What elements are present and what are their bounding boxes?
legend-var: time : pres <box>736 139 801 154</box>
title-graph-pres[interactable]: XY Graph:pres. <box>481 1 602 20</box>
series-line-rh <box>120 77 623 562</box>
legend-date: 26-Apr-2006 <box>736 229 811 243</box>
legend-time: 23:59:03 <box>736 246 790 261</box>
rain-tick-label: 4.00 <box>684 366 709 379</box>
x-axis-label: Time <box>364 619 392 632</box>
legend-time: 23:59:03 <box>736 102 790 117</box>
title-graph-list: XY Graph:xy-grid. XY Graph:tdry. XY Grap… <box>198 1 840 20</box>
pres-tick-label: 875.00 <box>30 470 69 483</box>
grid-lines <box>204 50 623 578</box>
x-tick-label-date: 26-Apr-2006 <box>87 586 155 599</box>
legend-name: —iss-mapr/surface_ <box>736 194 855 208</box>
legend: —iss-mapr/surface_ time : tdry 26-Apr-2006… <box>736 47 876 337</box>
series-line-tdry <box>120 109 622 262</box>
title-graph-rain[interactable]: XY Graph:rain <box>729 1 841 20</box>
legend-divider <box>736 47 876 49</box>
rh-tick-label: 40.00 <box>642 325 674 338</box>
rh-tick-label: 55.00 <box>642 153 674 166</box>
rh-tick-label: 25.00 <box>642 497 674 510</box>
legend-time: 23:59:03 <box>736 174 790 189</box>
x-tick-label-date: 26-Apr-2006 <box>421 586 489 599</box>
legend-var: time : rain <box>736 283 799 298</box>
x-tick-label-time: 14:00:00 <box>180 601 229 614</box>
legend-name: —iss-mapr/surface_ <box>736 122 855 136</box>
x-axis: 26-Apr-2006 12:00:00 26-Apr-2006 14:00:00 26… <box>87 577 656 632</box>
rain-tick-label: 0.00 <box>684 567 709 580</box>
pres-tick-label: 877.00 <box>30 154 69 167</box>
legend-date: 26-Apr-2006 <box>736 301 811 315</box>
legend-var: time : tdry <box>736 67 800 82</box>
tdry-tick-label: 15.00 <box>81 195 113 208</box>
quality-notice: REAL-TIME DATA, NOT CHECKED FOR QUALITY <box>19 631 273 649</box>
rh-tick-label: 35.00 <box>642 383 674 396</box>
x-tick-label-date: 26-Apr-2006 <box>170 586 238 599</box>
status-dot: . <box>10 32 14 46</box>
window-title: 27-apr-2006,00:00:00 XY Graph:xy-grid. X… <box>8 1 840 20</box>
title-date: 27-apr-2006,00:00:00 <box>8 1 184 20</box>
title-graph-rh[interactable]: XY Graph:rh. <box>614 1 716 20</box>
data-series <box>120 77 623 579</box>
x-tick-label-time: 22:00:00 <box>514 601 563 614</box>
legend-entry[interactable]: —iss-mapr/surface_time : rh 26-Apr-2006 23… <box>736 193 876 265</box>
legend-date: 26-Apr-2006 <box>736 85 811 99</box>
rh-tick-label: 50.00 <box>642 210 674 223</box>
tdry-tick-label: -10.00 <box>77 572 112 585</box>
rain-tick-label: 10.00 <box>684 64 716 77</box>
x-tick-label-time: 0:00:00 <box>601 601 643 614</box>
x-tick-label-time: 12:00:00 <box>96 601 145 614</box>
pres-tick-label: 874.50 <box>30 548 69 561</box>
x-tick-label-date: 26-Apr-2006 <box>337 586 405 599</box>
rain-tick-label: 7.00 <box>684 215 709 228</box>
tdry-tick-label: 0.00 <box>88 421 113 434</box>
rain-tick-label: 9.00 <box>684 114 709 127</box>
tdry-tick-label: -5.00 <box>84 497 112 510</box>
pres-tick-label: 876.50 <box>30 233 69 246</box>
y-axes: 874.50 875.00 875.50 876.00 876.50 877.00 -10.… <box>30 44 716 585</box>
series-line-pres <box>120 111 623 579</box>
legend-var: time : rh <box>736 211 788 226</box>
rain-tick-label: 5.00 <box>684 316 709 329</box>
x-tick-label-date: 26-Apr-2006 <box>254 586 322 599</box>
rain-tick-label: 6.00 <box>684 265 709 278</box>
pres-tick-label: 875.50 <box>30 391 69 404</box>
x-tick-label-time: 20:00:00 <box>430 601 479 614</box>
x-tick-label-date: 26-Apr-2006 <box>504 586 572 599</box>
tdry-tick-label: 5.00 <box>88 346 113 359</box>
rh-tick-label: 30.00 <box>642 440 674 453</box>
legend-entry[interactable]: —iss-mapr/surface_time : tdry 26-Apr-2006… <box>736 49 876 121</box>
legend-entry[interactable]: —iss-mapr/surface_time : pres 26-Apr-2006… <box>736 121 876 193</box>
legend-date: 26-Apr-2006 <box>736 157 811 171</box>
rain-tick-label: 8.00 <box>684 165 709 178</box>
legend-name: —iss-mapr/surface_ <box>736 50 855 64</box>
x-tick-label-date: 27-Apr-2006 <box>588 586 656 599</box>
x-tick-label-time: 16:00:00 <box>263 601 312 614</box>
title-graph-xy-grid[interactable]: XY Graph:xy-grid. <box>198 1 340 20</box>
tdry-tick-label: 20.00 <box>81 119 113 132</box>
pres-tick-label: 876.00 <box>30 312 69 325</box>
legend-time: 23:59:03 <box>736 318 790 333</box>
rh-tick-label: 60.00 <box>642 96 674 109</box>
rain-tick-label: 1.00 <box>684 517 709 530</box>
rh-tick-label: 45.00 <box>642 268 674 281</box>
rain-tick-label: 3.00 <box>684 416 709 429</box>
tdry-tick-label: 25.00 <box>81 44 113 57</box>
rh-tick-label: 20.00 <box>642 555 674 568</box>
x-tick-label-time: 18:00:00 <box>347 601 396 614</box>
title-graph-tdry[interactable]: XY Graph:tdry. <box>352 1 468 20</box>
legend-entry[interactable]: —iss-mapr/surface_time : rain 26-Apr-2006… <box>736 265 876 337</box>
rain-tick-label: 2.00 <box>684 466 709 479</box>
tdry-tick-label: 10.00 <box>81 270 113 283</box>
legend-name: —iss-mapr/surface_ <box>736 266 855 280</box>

★ ★ ★

■ Aim of the task: List every line of the material above as a numbered list, from the very start down to the line containing "rh-tick-label: 40.00 <box>642", that line included. Skip any blank lines.

■ Exercise answer:
1. What elements are present and what are their bounding boxes?
2. legend-var: time : pres <box>736 139 801 154</box>
3. title-graph-pres[interactable]: XY Graph:pres. <box>481 1 602 20</box>
4. series-line-rh <box>120 77 623 562</box>
5. legend-date: 26-Apr-2006 <box>736 229 811 243</box>
6. legend-time: 23:59:03 <box>736 246 790 261</box>
7. rain-tick-label: 4.00 <box>684 366 709 379</box>
8. x-axis-label: Time <box>364 619 392 632</box>
9. legend-time: 23:59:03 <box>736 102 790 117</box>
10. title-graph-list: XY Graph:xy-grid. XY Graph:tdry. XY Grap… <box>198 1 840 20</box>
11. pres-tick-label: 875.00 <box>30 470 69 483</box>
12. grid-lines <box>204 50 623 578</box>
13. x-tick-label-date: 26-Apr-2006 <box>87 586 155 599</box>
14. legend-name: —iss-mapr/surface_ <box>736 194 855 208</box>
15. legend: —iss-mapr/surface_ time : tdry 26-Apr-2006… <box>736 47 876 337</box>
16. series-line-tdry <box>120 109 622 262</box>
17. title-graph-rain[interactable]: XY Graph:rain <box>729 1 841 20</box>
18. legend-divider <box>736 47 876 49</box>
19. rh-tick-label: 40.00 <box>642 325 674 338</box>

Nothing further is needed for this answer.